### Required work
Every line of the material below should be repeated exactly.

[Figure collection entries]
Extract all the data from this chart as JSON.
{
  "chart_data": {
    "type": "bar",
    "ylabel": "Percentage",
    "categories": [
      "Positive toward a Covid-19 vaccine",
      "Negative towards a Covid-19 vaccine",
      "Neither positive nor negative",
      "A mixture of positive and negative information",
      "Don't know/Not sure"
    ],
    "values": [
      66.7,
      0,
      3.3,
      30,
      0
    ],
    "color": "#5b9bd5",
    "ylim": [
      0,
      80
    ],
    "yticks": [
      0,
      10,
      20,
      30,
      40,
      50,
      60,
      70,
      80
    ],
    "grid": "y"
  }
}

### Result of this exercise
Extract all the data from this chart as JSON.
{
  "chart_data": {
    "type": "bar",
    "ylabel": "Percentage",
    "categories": [
      "Positive toward a Covid-19 vaccine",
      "Negative towards a Covid-19 vaccine",
      "Neither positive nor negative",
      "A mixture of positive and negative information",
      "Don't know/Not sure"
    ],
    "values": [
      66.7,
      0,
      3.3,
      30,
      0
    ],
    "color": "#5b9bd5",
    "ylim": [
      0,
      80
    ],
    "yticks": [
      0,
      10,
      20,
      30,
      40,
      50,
      60,
      70,
      80
    ],
    "grid": "y"
  }
}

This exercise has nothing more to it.